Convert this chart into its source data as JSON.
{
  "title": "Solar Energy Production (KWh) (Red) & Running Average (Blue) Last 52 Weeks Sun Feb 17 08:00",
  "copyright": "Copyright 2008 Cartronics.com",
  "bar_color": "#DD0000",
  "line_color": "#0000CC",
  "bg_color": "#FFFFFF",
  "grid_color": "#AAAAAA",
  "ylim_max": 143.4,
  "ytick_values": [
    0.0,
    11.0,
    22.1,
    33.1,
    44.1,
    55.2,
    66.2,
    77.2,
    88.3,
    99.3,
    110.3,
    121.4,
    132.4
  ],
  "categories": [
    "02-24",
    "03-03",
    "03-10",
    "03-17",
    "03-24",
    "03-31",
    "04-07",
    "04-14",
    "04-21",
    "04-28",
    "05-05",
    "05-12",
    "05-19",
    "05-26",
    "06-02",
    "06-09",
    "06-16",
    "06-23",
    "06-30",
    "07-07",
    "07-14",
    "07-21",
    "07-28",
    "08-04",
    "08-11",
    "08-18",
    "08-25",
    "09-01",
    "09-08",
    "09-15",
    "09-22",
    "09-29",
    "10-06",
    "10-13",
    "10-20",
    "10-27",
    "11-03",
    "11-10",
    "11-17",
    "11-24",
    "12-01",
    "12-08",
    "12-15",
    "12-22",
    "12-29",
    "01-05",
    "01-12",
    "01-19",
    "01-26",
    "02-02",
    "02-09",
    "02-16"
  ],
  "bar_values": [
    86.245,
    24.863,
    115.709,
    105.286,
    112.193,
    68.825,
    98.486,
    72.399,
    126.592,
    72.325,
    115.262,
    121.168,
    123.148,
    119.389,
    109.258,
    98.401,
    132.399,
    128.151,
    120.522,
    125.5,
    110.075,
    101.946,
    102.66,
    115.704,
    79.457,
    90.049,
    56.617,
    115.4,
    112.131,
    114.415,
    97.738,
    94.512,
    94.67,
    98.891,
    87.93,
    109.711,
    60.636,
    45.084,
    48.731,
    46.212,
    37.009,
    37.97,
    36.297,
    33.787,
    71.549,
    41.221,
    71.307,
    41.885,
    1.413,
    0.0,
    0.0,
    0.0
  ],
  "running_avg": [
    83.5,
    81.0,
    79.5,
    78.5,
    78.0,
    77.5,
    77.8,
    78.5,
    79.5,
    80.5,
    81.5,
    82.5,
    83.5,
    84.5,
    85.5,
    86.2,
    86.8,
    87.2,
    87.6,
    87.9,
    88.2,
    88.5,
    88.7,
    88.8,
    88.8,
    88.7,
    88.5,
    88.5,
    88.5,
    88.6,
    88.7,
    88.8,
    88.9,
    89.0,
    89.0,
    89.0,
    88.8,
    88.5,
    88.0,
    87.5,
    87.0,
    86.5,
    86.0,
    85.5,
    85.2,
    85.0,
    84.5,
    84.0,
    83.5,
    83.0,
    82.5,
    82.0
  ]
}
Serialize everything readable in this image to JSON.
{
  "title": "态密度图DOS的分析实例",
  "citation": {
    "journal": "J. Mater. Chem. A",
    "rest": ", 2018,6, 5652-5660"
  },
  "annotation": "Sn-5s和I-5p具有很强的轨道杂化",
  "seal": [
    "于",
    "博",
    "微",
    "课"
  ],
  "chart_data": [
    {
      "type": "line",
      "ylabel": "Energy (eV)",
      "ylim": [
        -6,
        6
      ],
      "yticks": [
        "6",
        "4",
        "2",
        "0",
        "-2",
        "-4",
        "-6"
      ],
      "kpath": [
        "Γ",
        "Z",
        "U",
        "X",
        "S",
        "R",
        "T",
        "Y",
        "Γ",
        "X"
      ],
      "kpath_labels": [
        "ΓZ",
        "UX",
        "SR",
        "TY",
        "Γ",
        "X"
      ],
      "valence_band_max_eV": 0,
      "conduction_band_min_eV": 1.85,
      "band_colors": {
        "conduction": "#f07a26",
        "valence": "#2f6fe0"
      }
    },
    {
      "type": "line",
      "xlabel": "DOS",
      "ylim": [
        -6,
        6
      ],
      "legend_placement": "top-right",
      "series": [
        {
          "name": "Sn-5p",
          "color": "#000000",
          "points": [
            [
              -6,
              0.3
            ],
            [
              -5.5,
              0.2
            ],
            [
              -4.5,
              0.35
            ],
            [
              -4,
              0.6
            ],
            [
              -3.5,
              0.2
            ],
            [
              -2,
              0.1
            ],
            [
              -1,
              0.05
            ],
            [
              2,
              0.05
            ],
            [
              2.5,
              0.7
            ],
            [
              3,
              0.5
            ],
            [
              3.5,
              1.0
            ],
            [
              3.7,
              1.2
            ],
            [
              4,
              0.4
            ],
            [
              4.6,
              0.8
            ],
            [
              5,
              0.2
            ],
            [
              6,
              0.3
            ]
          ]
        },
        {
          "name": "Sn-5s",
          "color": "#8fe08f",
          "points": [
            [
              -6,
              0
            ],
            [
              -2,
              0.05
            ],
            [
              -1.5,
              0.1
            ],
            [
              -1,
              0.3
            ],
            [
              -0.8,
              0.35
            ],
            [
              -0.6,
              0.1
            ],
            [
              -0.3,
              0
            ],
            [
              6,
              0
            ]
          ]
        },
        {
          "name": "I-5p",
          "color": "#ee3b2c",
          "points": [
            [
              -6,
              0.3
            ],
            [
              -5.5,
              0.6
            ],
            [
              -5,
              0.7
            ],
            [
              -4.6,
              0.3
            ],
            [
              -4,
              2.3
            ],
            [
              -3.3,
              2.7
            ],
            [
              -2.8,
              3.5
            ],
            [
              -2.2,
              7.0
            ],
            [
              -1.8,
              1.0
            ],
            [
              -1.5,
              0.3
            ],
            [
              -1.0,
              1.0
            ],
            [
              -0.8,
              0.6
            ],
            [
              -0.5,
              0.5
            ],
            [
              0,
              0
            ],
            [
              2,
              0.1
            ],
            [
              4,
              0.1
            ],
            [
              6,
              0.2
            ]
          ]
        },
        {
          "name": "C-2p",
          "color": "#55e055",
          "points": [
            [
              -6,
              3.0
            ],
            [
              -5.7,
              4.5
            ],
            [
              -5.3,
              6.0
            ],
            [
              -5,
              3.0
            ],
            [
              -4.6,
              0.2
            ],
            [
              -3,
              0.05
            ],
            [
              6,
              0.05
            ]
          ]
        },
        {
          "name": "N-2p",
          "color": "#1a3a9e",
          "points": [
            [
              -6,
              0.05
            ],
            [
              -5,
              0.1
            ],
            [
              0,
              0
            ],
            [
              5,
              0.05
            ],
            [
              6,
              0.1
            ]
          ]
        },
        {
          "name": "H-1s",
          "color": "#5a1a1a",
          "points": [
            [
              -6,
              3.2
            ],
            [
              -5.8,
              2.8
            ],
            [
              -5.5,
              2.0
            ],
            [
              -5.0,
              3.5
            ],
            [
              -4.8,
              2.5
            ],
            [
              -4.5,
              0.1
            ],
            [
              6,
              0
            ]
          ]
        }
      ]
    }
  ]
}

WHAT IS EXPECTED → Print back all the lines verbatim.

SOLUTION TO THE PROBLEM →
Convert this chart into its source data as JSON.
{
  "title": "Solar Energy Production (KWh) (Red) & Running Average (Blue) Last 52 Weeks Sun Feb 17 08:00",
  "copyright": "Copyright 2008 Cartronics.com",
  "bar_color": "#DD0000",
  "line_color": "#0000CC",
  "bg_color": "#FFFFFF",
  "grid_color": "#AAAAAA",
  "ylim_max": 143.4,
  "ytick_values": [
    0.0,
    11.0,
    22.1,
    33.1,
    44.1,
    55.2,
    66.2,
    77.2,
    88.3,
    99.3,
    110.3,
    121.4,
    132.4
  ],
  "categories": [
    "02-24",
    "03-03",
    "03-10",
    "03-17",
    "03-24",
    "03-31",
    "04-07",
    "04-14",
    "04-21",
    "04-28",
    "05-05",
    "05-12",
    "05-19",
    "05-26",
    "06-02",
    "06-09",
    "06-16",
    "06-23",
    "06-30",
    "07-07",
    "07-14",
    "07-21",
    "07-28",
    "08-04",
    "08-11",
    "08-18",
    "08-25",
    "09-01",
    "09-08",
    "09-15",
    "09-22",
    "09-29",
    "10-06",
    "10-13",
    "10-20",
    "10-27",
    "11-03",
    "11-10",
    "11-17",
    "11-24",
    "12-01",
    "12-08",
    "12-15",
    "12-22",
    "12-29",
    "01-05",
    "01-12",
    "01-19",
    "01-26",
    "02-02",
    "02-09",
    "02-16"
  ],
  "bar_values": [
    86.245,
    24.863,
    115.709,
    105.286,
    112.193,
    68.825,
    98.486,
    72.399,
    126.592,
    72.325,
    115.262,
    121.168,
    123.148,
    119.389,
    109.258,
    98.401,
    132.399,
    128.151,
    120.522,
    125.5,
    110.075,
    101.946,
    102.66,
    115.704,
    79.457,
    90.049,
    56.617,
    115.4,
    112.131,
    114.415,
    97.738,
    94.512,
    94.67,
    98.891,
    87.93,
    109.711,
    60.636,
    45.084,
    48.731,
    46.212,
    37.009,
    37.97,
    36.297,
    33.787,
    71.549,
    41.221,
    71.307,
    41.885,
    1.413,
    0.0,
    0.0,
    0.0
  ],
  "running_avg": [
    83.5,
    81.0,
    79.5,
    78.5,
    78.0,
    77.5,
    77.8,
    78.5,
    79.5,
    80.5,
    81.5,
    82.5,
    83.5,
    84.5,
    85.5,
    86.2,
    86.8,
    87.2,
    87.6,
    87.9,
    88.2,
    88.5,
    88.7,
    88.8,
    88.8,
    88.7,
    88.5,
    88.5,
    88.5,
    88.6,
    88.7,
    88.8,
    88.9,
    89.0,
    89.0,
    89.0,
    88.8,
    88.5,
    88.0,
    87.5,
    87.0,
    86.5,
    86.0,
    85.5,
    85.2,
    85.0,
    84.5,
    84.0,
    83.5,
    83.0,
    82.5,
    82.0
  ]
}
Serialize everything readable in this image to JSON.
{
  "title": "态密度图DOS的分析实例",
  "citation": {
    "journal": "J. Mater. Chem. A",
    "rest": ", 2018,6, 5652-5660"
  },
  "annotation": "Sn-5s和I-5p具有很强的轨道杂化",
  "seal": [
    "于",
    "博",
    "微",
    "课"
  ],
  "chart_data": [
    {
      "type": "line",
      "ylabel": "Energy (eV)",
      "ylim": [
        -6,
        6
      ],
      "yticks": [
        "6",
        "4",
        "2",
        "0",
        "-2",
        "-4",
        "-6"
      ],
      "kpath": [
        "Γ",
        "Z",
        "U",
        "X",
        "S",
        "R",
        "T",
        "Y",
        "Γ",
        "X"
      ],
      "kpath_labels": [
        "ΓZ",
        "UX",
        "SR",
        "TY",
        "Γ",
        "X"
      ],
      "valence_band_max_eV": 0,
      "conduction_band_min_eV": 1.85,
      "band_colors": {
        "conduction": "#f07a26",
        "valence": "#2f6fe0"
      }
    },
    {
      "type": "line",
      "xlabel": "DOS",
      "ylim": [
        -6,
        6
      ],
      "legend_placement": "top-right",
      "series": [
        {
          "name": "Sn-5p",
          "color": "#000000",
          "points": [
            [
              -6,
              0.3
            ],
            [
              -5.5,
              0.2
            ],
            [
              -4.5,
              0.35
            ],
            [
              -4,
              0.6
            ],
            [
              -3.5,
              0.2
            ],
            [
              -2,
              0.1
            ],
            [
              -1,
              0.05
            ],
            [
              2,
              0.05
            ],
            [
              2.5,
              0.7
            ],
            [
              3,
              0.5
            ],
            [
              3.5,
              1.0
            ],
            [
              3.7,
              1.2
            ],
            [
              4,
              0.4
            ],
            [
              4.6,
              0.8
            ],
            [
              5,
              0.2
            ],
            [
              6,
              0.3
            ]
          ]
        },
        {
          "name": "Sn-5s",
          "color": "#8fe08f",
          "points": [
            [
              -6,
              0
            ],
            [
              -2,
              0.05
            ],
            [
              -1.5,
              0.1
            ],
            [
              -1,
              0.3
            ],
            [
              -0.8,
              0.35
            ],
            [
              -0.6,
              0.1
            ],
            [
              -0.3,
              0
            ],
            [
              6,
              0
            ]
          ]
        },
        {
          "name": "I-5p",
          "color": "#ee3b2c",
          "points": [
            [
              -6,
              0.3
            ],
            [
              -5.5,
              0.6
            ],
            [
              -5,
              0.7
            ],
            [
              -4.6,
              0.3
            ],
            [
              -4,
              2.3
            ],
            [
              -3.3,
              2.7
            ],
            [
              -2.8,
              3.5
            ],
            [
              -2.2,
              7.0
            ],
            [
              -1.8,
              1.0
            ],
            [
              -1.5,
              0.3
            ],
            [
              -1.0,
              1.0
            ],
            [
              -0.8,
              0.6
            ],
            [
              -0.5,
              0.5
            ],
            [
              0,
              0
            ],
            [
              2,
              0.1
            ],
            [
              4,
              0.1
            ],
            [
              6,
              0.2
            ]
          ]
        },
        {
          "name": "C-2p",
          "color": "#55e055",
          "points": [
            [
              -6,
              3.0
            ],
            [
              -5.7,
              4.5
            ],
            [
              -5.3,
              6.0
            ],
            [
              -5,
              3.0
            ],
            [
              -4.6,
              0.2
            ],
            [
              -3,
              0.05
            ],
            [
              6,
              0.05
            ]
          ]
        },
        {
          "name": "N-2p",
          "color": "#1a3a9e",
          "points": [
            [
              -6,
              0.05
            ],
            [
              -5,
              0.1
            ],
            [
              0,
              0
            ],
            [
              5,
              0.05
            ],
            [
              6,
              0.1
            ]
          ]
        },
        {
          "name": "H-1s",
          "color": "#5a1a1a",
          "points": [
            [
              -6,
              3.2
            ],
            [
              -5.8,
              2.8
            ],
            [
              -5.5,
              2.0
            ],
            [
              -5.0,
              3.5
            ],
            [
              -4.8,
              2.5
            ],
            [
              -4.5,
              0.1
            ],
            [
              6,
              0
            ]
          ]
        }
      ]
    }
  ]
}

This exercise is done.